(Stored records)
§ §

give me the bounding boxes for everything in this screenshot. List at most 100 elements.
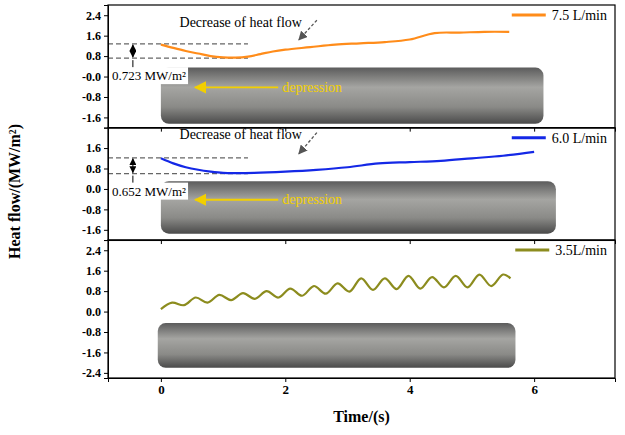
annotations: Decrease of heat flowdepression0.723 MW/… [110, 15, 342, 95]
x-axis: 0 2 4 6 [109, 378, 616, 397]
series-line [161, 275, 511, 310]
y-tick: 2.4 [86, 244, 108, 258]
plot-area [108, 152, 556, 234]
tick-label: 2.4 [86, 244, 101, 258]
tick-mark [104, 209, 108, 210]
tick-label: 0.8 [86, 49, 101, 63]
y-tick: -0.8 [82, 203, 108, 217]
tick-label: -0.8 [82, 203, 101, 217]
tick-mark [285, 240, 286, 244]
axis-line [109, 379, 616, 383]
difference-arrow [132, 159, 133, 173]
tick-label: 0.0 [86, 182, 101, 196]
x-tick [161, 240, 162, 244]
tick-label: 0.0 [86, 305, 101, 319]
sample-photo [158, 323, 516, 368]
tick-label: 4 [407, 382, 414, 397]
axis-line [104, 128, 109, 240]
annotation-arrow [195, 199, 278, 201]
panel: 2.4 1.6 0.8 -0.0 -0.8 -1.6 7.5 L/min Decrease o… [82, 5, 616, 132]
x-tick: 0 [158, 378, 165, 397]
x-axis [109, 240, 616, 244]
y-tick: -1.6 [82, 111, 108, 125]
tick-label: -0.8 [82, 325, 101, 339]
annotation: depression [282, 192, 342, 207]
tick-label: 0.8 [86, 162, 101, 176]
tick-mark [104, 230, 108, 231]
tick-label: -2.4 [82, 366, 101, 380]
panel: 1.6 0.8 0.0 -0.8 -1.6 6.0 L/min Decrease of he… [82, 127, 616, 244]
annotation: 0.723 MW/m² [112, 68, 186, 83]
y-tick: 0.8 [86, 49, 108, 63]
y-tick: 0.8 [86, 162, 108, 176]
tick-mark [104, 373, 108, 374]
axis-line [104, 6, 109, 129]
y-tick: -2.4 [82, 366, 108, 380]
tick-mark [161, 240, 162, 244]
sample-photo [161, 68, 544, 124]
tick-label: 1.6 [86, 141, 101, 155]
tick-label: -0.0 [82, 70, 101, 84]
tick-mark [104, 332, 108, 333]
tick-label: 1.6 [86, 264, 101, 278]
axis-line [104, 241, 109, 379]
x-tick [285, 240, 286, 244]
x-tick: 4 [407, 378, 414, 397]
y-tick: -1.6 [82, 346, 108, 360]
y-tick: 1.6 [86, 29, 108, 43]
tick-mark [410, 240, 411, 244]
panel-frame [108, 128, 615, 240]
tick-label: -0.8 [82, 90, 101, 104]
tick-mark [104, 189, 108, 190]
panel-frame [108, 240, 615, 378]
tick-mark [104, 169, 108, 170]
legend-label: 6.0 L/min [552, 131, 607, 146]
y-axis-title: Heat flow/(MW/m²) [6, 124, 24, 259]
annotations: Decrease of heat flow depression 0.652 MW/… [110, 127, 342, 207]
reference-line [108, 43, 248, 44]
y-tick: -1.6 [82, 223, 108, 237]
plot-area [158, 275, 516, 368]
legend-label: 7.5 L/min [552, 8, 607, 23]
y-tick: 1.6 [86, 141, 108, 155]
tick-label: 2 [283, 382, 290, 397]
y-tick: 1.6 [86, 264, 108, 278]
tick-label: -1.6 [82, 111, 101, 125]
tick-label: 0.8 [86, 284, 101, 298]
annotation-arrow [195, 86, 278, 88]
axis-line [109, 241, 616, 245]
tick-mark [104, 36, 108, 37]
tick-mark [104, 56, 108, 57]
annotation-arrow [299, 133, 317, 154]
y-tick: -0.8 [82, 90, 108, 104]
legend-swatch [512, 14, 546, 17]
legend-swatch [515, 249, 549, 252]
y-tick: -0.8 [82, 325, 108, 339]
tick-label: 1.6 [86, 29, 101, 43]
annotation: Decrease of heat flow [180, 127, 303, 142]
y-tick: 0.8 [86, 284, 108, 298]
tick-mark [104, 117, 108, 118]
series-line [161, 32, 509, 58]
annotation: Decrease of heat flow [180, 15, 303, 30]
reference-line [108, 157, 248, 158]
tick-mark [104, 352, 108, 353]
tick-label: -1.6 [82, 223, 101, 237]
tick-label: 6 [531, 382, 538, 397]
x-tick [410, 240, 411, 244]
y-tick: 0.0 [86, 182, 108, 196]
legend-label: 3.5L/min [555, 243, 607, 258]
y-tick: 2.4 [86, 9, 108, 23]
tick-mark [104, 271, 108, 272]
annotation: 0.652 MW/m² [112, 184, 186, 199]
tick-mark [104, 77, 108, 78]
legend-swatch [512, 136, 546, 139]
x-tick: 2 [283, 378, 290, 397]
tick-mark [534, 240, 535, 244]
x-tick [534, 240, 535, 244]
legend: 6.0 L/min [512, 131, 607, 146]
y-axis: 2.4 1.6 0.8 -0.0 -0.8 -1.6 [82, 6, 109, 129]
series-line [161, 152, 534, 173]
label-patch [110, 67, 188, 84]
tick-label: 2.4 [86, 9, 101, 23]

§ §

» Task to complete
Return every one of the stored records above word for word, leaving out the pictures.

» The output
give me the bounding boxes for everything in this screenshot. List at most 100 elements.
annotations: Decrease of heat flowdepression0.723 MW/… [110, 15, 342, 95]
x-axis: 0 2 4 6 [109, 378, 616, 397]
series-line [161, 275, 511, 310]
y-tick: 2.4 [86, 244, 108, 258]
plot-area [108, 152, 556, 234]
tick-label: 2.4 [86, 244, 101, 258]
tick-mark [104, 209, 108, 210]
tick-label: 0.8 [86, 49, 101, 63]
y-tick: -0.8 [82, 203, 108, 217]
tick-label: -0.8 [82, 203, 101, 217]
tick-mark [285, 240, 286, 244]
axis-line [109, 379, 616, 383]
difference-arrow [132, 159, 133, 173]
tick-label: 0.0 [86, 182, 101, 196]
x-tick [161, 240, 162, 244]
tick-label: 0.0 [86, 305, 101, 319]
sample-photo [158, 323, 516, 368]
tick-label: 4 [407, 382, 414, 397]
axis-line [104, 128, 109, 240]
annotation-arrow [195, 199, 278, 201]
panel: 2.4 1.6 0.8 -0.0 -0.8 -1.6 7.5 L/min Decrease o… [82, 5, 616, 132]
x-tick: 0 [158, 378, 165, 397]
x-axis [109, 240, 616, 244]
y-tick: -1.6 [82, 111, 108, 125]
tick-label: -0.8 [82, 325, 101, 339]
annotation: depression [282, 192, 342, 207]
tick-label: 0.8 [86, 162, 101, 176]
tick-mark [104, 230, 108, 231]
tick-label: -2.4 [82, 366, 101, 380]
panel: 1.6 0.8 0.0 -0.8 -1.6 6.0 L/min Decrease of he… [82, 127, 616, 244]
annotation: 0.723 MW/m² [112, 68, 186, 83]
y-tick: 0.8 [86, 49, 108, 63]
y-tick: 0.8 [86, 162, 108, 176]
tick-mark [104, 373, 108, 374]
axis-line [104, 6, 109, 129]
y-tick: -2.4 [82, 366, 108, 380]
tick-mark [161, 240, 162, 244]
sample-photo [161, 68, 544, 124]
tick-label: 1.6 [86, 141, 101, 155]
tick-label: -0.0 [82, 70, 101, 84]
tick-mark [104, 332, 108, 333]
tick-label: 1.6 [86, 264, 101, 278]
axis-line [104, 241, 109, 379]
x-tick [285, 240, 286, 244]
x-tick: 4 [407, 378, 414, 397]
y-tick: -1.6 [82, 346, 108, 360]
y-tick: 1.6 [86, 29, 108, 43]
tick-mark [410, 240, 411, 244]
panel-frame [108, 128, 615, 240]
tick-label: -0.8 [82, 90, 101, 104]
tick-mark [104, 189, 108, 190]
panel-frame [108, 240, 615, 378]
tick-mark [104, 169, 108, 170]
legend-label: 6.0 L/min [552, 131, 607, 146]
y-axis-title: Heat flow/(MW/m²) [6, 124, 24, 259]
annotations: Decrease of heat flow depression 0.652 MW/… [110, 127, 342, 207]
reference-line [108, 43, 248, 44]
y-tick: -1.6 [82, 223, 108, 237]
plot-area [158, 275, 516, 368]
legend-label: 7.5 L/min [552, 8, 607, 23]
y-tick: 1.6 [86, 141, 108, 155]
tick-label: 2 [283, 382, 290, 397]
y-tick: 1.6 [86, 264, 108, 278]
tick-label: -1.6 [82, 111, 101, 125]
tick-label: 0.8 [86, 284, 101, 298]
annotation-arrow [195, 86, 278, 88]
axis-line [109, 241, 616, 245]
tick-mark [104, 36, 108, 37]
tick-mark [104, 56, 108, 57]
annotation-arrow [299, 133, 317, 154]
y-tick: -0.8 [82, 90, 108, 104]
legend-swatch [512, 14, 546, 17]
legend-swatch [515, 249, 549, 252]
y-tick: -0.8 [82, 325, 108, 339]
tick-label: 1.6 [86, 29, 101, 43]
annotation: Decrease of heat flow [180, 127, 303, 142]
y-tick: 0.8 [86, 284, 108, 298]
tick-mark [104, 117, 108, 118]
series-line [161, 32, 509, 58]
annotation: Decrease of heat flow [180, 15, 303, 30]
reference-line [108, 157, 248, 158]
tick-mark [104, 352, 108, 353]
tick-label: -1.6 [82, 223, 101, 237]
tick-label: 6 [531, 382, 538, 397]
x-tick [410, 240, 411, 244]
y-tick: 0.0 [86, 182, 108, 196]
legend-label: 3.5L/min [555, 243, 607, 258]
y-tick: 2.4 [86, 9, 108, 23]
tick-mark [104, 271, 108, 272]
annotation: 0.652 MW/m² [112, 184, 186, 199]
tick-mark [104, 77, 108, 78]
legend-swatch [512, 136, 546, 139]
x-tick: 2 [283, 378, 290, 397]
tick-mark [534, 240, 535, 244]
x-tick [534, 240, 535, 244]
legend: 6.0 L/min [512, 131, 607, 146]
y-axis: 2.4 1.6 0.8 -0.0 -0.8 -1.6 [82, 6, 109, 129]
series-line [161, 152, 534, 173]
label-patch [110, 67, 188, 84]
tick-label: 2.4 [86, 9, 101, 23]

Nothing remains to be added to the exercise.